*WORK TO COMPLETE*: The records below must be transcribed exactly. Do not include the pictures.

(Dataset entries)
•••••

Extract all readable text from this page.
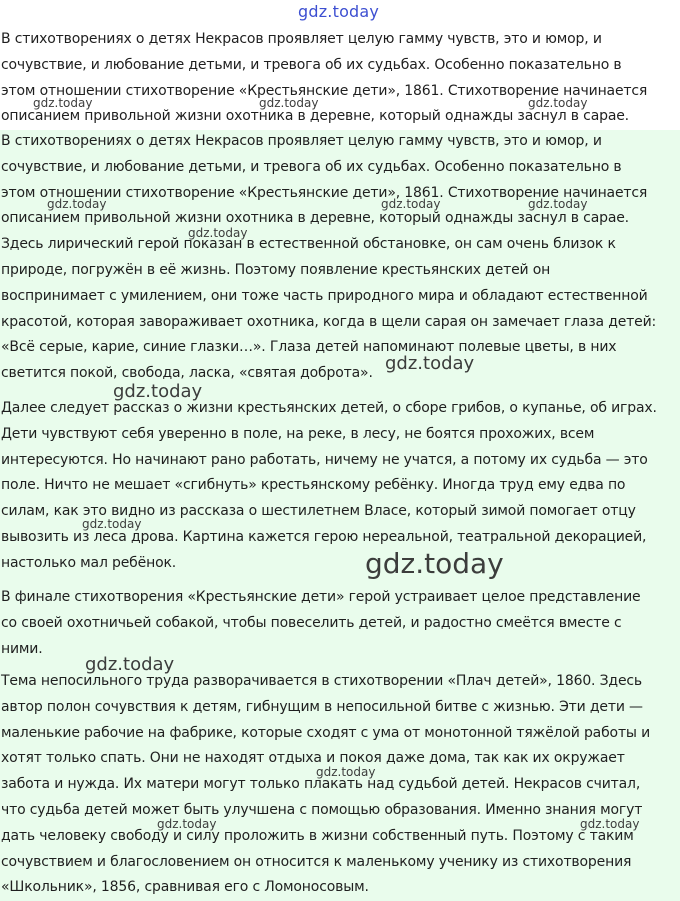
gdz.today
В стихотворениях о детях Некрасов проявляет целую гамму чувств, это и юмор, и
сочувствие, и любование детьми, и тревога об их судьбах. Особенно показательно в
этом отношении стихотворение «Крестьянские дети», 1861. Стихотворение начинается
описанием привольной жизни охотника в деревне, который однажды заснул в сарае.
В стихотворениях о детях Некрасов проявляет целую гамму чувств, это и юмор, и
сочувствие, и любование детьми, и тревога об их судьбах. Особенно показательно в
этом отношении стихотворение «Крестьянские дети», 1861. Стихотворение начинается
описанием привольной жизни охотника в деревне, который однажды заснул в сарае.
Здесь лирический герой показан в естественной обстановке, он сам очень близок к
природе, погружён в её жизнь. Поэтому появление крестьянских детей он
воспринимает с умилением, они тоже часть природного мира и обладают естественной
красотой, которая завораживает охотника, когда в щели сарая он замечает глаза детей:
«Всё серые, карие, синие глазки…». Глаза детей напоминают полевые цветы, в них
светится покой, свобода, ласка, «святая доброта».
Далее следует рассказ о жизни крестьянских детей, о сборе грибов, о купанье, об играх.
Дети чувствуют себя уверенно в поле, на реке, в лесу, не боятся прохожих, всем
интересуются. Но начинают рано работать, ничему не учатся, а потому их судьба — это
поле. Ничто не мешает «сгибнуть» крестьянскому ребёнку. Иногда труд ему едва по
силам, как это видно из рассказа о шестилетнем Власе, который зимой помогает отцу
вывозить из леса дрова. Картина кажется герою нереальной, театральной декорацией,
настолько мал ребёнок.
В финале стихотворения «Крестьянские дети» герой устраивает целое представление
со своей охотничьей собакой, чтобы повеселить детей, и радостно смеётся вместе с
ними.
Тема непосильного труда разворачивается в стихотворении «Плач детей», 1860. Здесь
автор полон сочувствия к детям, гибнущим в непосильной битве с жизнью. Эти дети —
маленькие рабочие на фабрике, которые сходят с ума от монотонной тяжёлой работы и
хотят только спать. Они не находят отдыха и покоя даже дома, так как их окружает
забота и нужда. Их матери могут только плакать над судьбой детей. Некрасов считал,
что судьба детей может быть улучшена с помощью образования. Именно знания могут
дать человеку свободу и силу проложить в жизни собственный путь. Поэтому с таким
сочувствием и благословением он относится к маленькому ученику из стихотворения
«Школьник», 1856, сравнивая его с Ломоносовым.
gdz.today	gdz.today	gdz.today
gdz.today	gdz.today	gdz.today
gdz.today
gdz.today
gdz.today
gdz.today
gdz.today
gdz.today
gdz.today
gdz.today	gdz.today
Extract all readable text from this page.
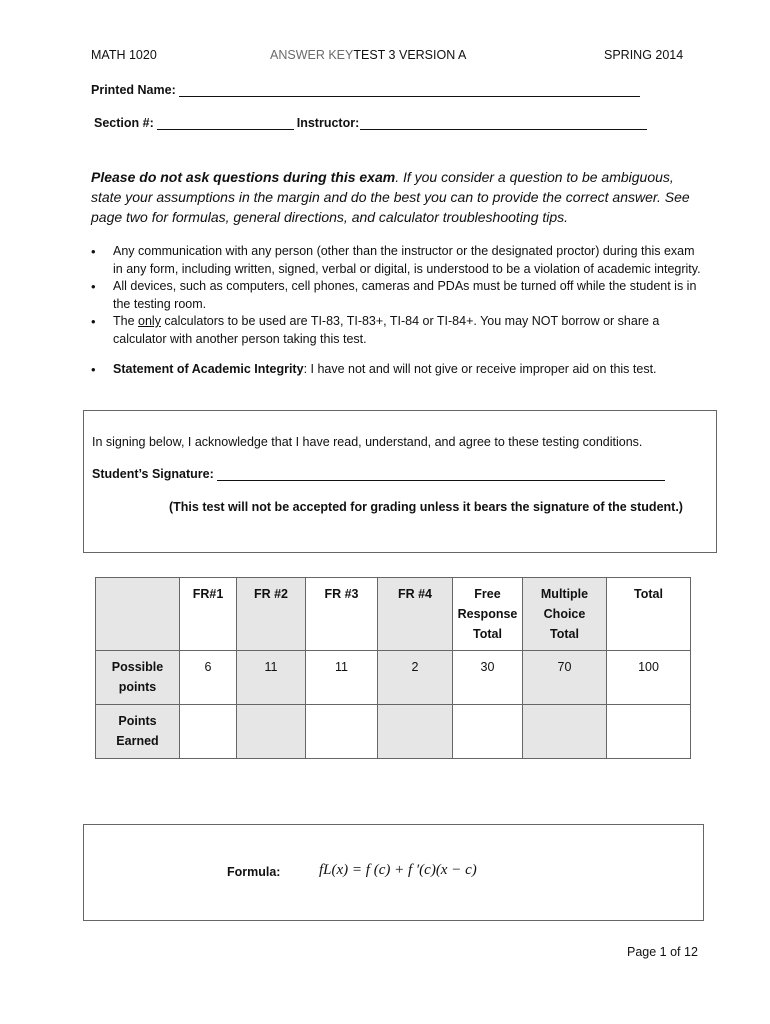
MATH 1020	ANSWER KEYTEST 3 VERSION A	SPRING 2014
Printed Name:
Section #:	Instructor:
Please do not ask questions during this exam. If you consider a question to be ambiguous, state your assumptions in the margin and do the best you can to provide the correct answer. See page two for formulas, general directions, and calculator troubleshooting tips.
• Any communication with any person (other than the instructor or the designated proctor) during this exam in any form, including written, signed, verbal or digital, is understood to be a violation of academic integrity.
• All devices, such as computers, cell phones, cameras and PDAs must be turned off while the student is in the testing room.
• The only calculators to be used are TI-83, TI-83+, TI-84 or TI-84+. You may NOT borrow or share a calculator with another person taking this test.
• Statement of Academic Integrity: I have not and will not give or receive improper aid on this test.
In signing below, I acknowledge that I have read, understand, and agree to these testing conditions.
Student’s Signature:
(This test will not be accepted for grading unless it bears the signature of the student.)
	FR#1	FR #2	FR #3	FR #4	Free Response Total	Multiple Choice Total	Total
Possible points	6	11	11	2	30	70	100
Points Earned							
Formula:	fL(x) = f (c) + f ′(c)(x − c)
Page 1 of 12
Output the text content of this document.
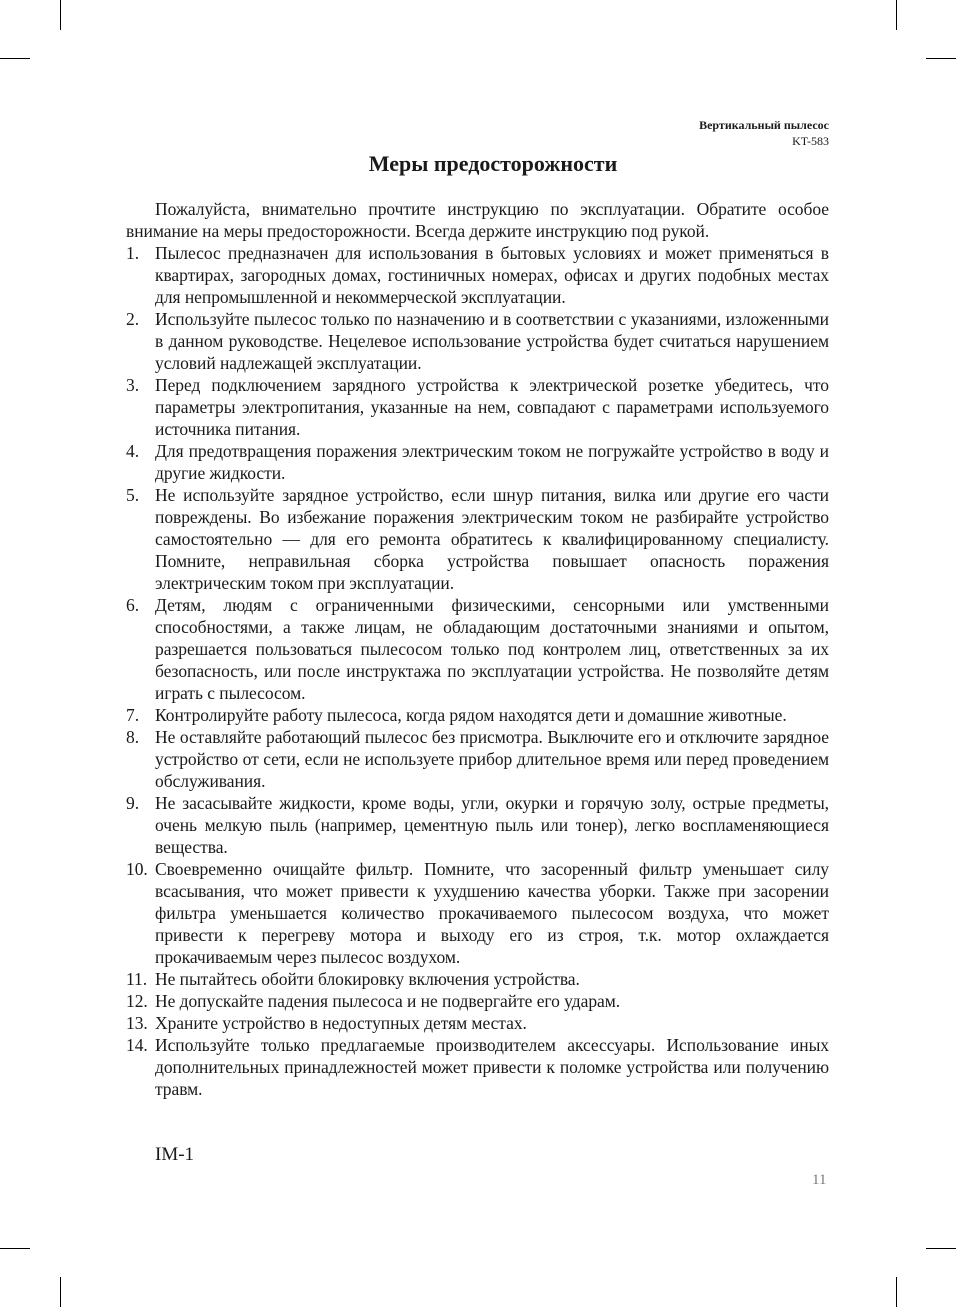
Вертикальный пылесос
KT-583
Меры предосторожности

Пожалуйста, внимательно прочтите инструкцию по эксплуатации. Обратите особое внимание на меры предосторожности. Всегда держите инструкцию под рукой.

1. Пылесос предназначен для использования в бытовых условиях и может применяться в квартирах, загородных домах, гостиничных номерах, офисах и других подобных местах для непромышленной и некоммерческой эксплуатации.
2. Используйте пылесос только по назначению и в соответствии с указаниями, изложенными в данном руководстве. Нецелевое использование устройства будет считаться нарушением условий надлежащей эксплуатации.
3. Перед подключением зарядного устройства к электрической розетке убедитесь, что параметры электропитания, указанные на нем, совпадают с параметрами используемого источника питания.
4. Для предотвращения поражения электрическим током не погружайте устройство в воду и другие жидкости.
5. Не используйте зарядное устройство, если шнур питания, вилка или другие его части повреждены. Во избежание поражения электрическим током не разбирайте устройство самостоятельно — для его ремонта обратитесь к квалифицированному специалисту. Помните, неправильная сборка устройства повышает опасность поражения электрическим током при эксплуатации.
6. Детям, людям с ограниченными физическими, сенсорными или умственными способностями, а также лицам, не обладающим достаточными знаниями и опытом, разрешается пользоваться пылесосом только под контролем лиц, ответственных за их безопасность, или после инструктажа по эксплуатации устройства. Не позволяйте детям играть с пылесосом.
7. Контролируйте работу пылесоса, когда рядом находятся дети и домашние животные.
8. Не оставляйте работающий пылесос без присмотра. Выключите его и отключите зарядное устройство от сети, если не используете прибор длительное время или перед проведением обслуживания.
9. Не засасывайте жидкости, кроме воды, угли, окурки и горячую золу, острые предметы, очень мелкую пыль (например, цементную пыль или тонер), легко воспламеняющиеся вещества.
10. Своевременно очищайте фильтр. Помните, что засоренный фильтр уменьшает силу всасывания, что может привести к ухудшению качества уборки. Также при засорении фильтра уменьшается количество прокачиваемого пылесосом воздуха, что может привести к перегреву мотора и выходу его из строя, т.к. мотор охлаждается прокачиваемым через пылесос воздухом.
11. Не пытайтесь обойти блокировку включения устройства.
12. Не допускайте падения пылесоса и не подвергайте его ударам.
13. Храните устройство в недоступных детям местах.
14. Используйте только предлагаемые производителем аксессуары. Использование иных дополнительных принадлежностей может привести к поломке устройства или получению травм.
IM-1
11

•••••

*TASK SOLUTION*:
Extract all readable text from this page.
gdz.today
В стихотворениях о детях Некрасов проявляет целую гамму чувств, это и юмор, и
сочувствие, и любование детьми, и тревога об их судьбах. Особенно показательно в
этом отношении стихотворение «Крестьянские дети», 1861. Стихотворение начинается
описанием привольной жизни охотника в деревне, который однажды заснул в сарае.
В стихотворениях о детях Некрасов проявляет целую гамму чувств, это и юмор, и
сочувствие, и любование детьми, и тревога об их судьбах. Особенно показательно в
этом отношении стихотворение «Крестьянские дети», 1861. Стихотворение начинается
описанием привольной жизни охотника в деревне, который однажды заснул в сарае.
Здесь лирический герой показан в естественной обстановке, он сам очень близок к
природе, погружён в её жизнь. Поэтому появление крестьянских детей он
воспринимает с умилением, они тоже часть природного мира и обладают естественной
красотой, которая завораживает охотника, когда в щели сарая он замечает глаза детей:
«Всё серые, карие, синие глазки…». Глаза детей напоминают полевые цветы, в них
светится покой, свобода, ласка, «святая доброта».
Далее следует рассказ о жизни крестьянских детей, о сборе грибов, о купанье, об играх.
Дети чувствуют себя уверенно в поле, на реке, в лесу, не боятся прохожих, всем
интересуются. Но начинают рано работать, ничему не учатся, а потому их судьба — это
поле. Ничто не мешает «сгибнуть» крестьянскому ребёнку. Иногда труд ему едва по
силам, как это видно из рассказа о шестилетнем Власе, который зимой помогает отцу
вывозить из леса дрова. Картина кажется герою нереальной, театральной декорацией,
настолько мал ребёнок.
В финале стихотворения «Крестьянские дети» герой устраивает целое представление
со своей охотничьей собакой, чтобы повеселить детей, и радостно смеётся вместе с
ними.
Тема непосильного труда разворачивается в стихотворении «Плач детей», 1860. Здесь
автор полон сочувствия к детям, гибнущим в непосильной битве с жизнью. Эти дети —
маленькие рабочие на фабрике, которые сходят с ума от монотонной тяжёлой работы и
хотят только спать. Они не находят отдыха и покоя даже дома, так как их окружает
забота и нужда. Их матери могут только плакать над судьбой детей. Некрасов считал,
что судьба детей может быть улучшена с помощью образования. Именно знания могут
дать человеку свободу и силу проложить в жизни собственный путь. Поэтому с таким
сочувствием и благословением он относится к маленькому ученику из стихотворения
«Школьник», 1856, сравнивая его с Ломоносовым.
gdz.today	gdz.today	gdz.today
gdz.today	gdz.today	gdz.today
gdz.today
gdz.today
gdz.today
gdz.today
gdz.today
gdz.today
gdz.today
gdz.today	gdz.today
Extract all readable text from this page.
MATH 1020	ANSWER KEYTEST 3 VERSION A	SPRING 2014
Printed Name:
Section #:	Instructor:
Please do not ask questions during this exam. If you consider a question to be ambiguous, state your assumptions in the margin and do the best you can to provide the correct answer. See page two for formulas, general directions, and calculator troubleshooting tips.
• Any communication with any person (other than the instructor or the designated proctor) during this exam in any form, including written, signed, verbal or digital, is understood to be a violation of academic integrity.
• All devices, such as computers, cell phones, cameras and PDAs must be turned off while the student is in the testing room.
• The only calculators to be used are TI-83, TI-83+, TI-84 or TI-84+. You may NOT borrow or share a calculator with another person taking this test.
• Statement of Academic Integrity: I have not and will not give or receive improper aid on this test.
In signing below, I acknowledge that I have read, understand, and agree to these testing conditions.
Student’s Signature:
(This test will not be accepted for grading unless it bears the signature of the student.)
	FR#1	FR #2	FR #3	FR #4	Free Response Total	Multiple Choice Total	Total
Possible points	6	11	11	2	30	70	100
Points Earned							
Formula:	fL(x) = f (c) + f ′(c)(x − c)
Page 1 of 12
Output the text content of this document.
Вертикальный пылесос
KT-583
Меры предосторожности

Пожалуйста, внимательно прочтите инструкцию по эксплуатации. Обратите особое внимание на меры предосторожности. Всегда держите инструкцию под рукой.

1. Пылесос предназначен для использования в бытовых условиях и может применяться в квартирах, загородных домах, гостиничных номерах, офисах и других подобных местах для непромышленной и некоммерческой эксплуатации.
2. Используйте пылесос только по назначению и в соответствии с указаниями, изложенными в данном руководстве. Нецелевое использование устройства будет считаться нарушением условий надлежащей эксплуатации.
3. Перед подключением зарядного устройства к электрической розетке убедитесь, что параметры электропитания, указанные на нем, совпадают с параметрами используемого источника питания.
4. Для предотвращения поражения электрическим током не погружайте устройство в воду и другие жидкости.
5. Не используйте зарядное устройство, если шнур питания, вилка или другие его части повреждены. Во избежание поражения электрическим током не разбирайте устройство самостоятельно — для его ремонта обратитесь к квалифицированному специалисту. Помните, неправильная сборка устройства повышает опасность поражения электрическим током при эксплуатации.
6. Детям, людям с ограниченными физическими, сенсорными или умственными способностями, а также лицам, не обладающим достаточными знаниями и опытом, разрешается пользоваться пылесосом только под контролем лиц, ответственных за их безопасность, или после инструктажа по эксплуатации устройства. Не позволяйте детям играть с пылесосом.
7. Контролируйте работу пылесоса, когда рядом находятся дети и домашние животные.
8. Не оставляйте работающий пылесос без присмотра. Выключите его и отключите зарядное устройство от сети, если не используете прибор длительное время или перед проведением обслуживания.
9. Не засасывайте жидкости, кроме воды, угли, окурки и горячую золу, острые предметы, очень мелкую пыль (например, цементную пыль или тонер), легко воспламеняющиеся вещества.
10. Своевременно очищайте фильтр. Помните, что засоренный фильтр уменьшает силу всасывания, что может привести к ухудшению качества уборки. Также при засорении фильтра уменьшается количество прокачиваемого пылесосом воздуха, что может привести к перегреву мотора и выходу его из строя, т.к. мотор охлаждается прокачиваемым через пылесос воздухом.
11. Не пытайтесь обойти блокировку включения устройства.
12. Не допускайте падения пылесоса и не подвергайте его ударам.
13. Храните устройство в недоступных детям местах.
14. Используйте только предлагаемые производителем аксессуары. Использование иных дополнительных принадлежностей может привести к поломке устройства или получению травм.
IM-1
11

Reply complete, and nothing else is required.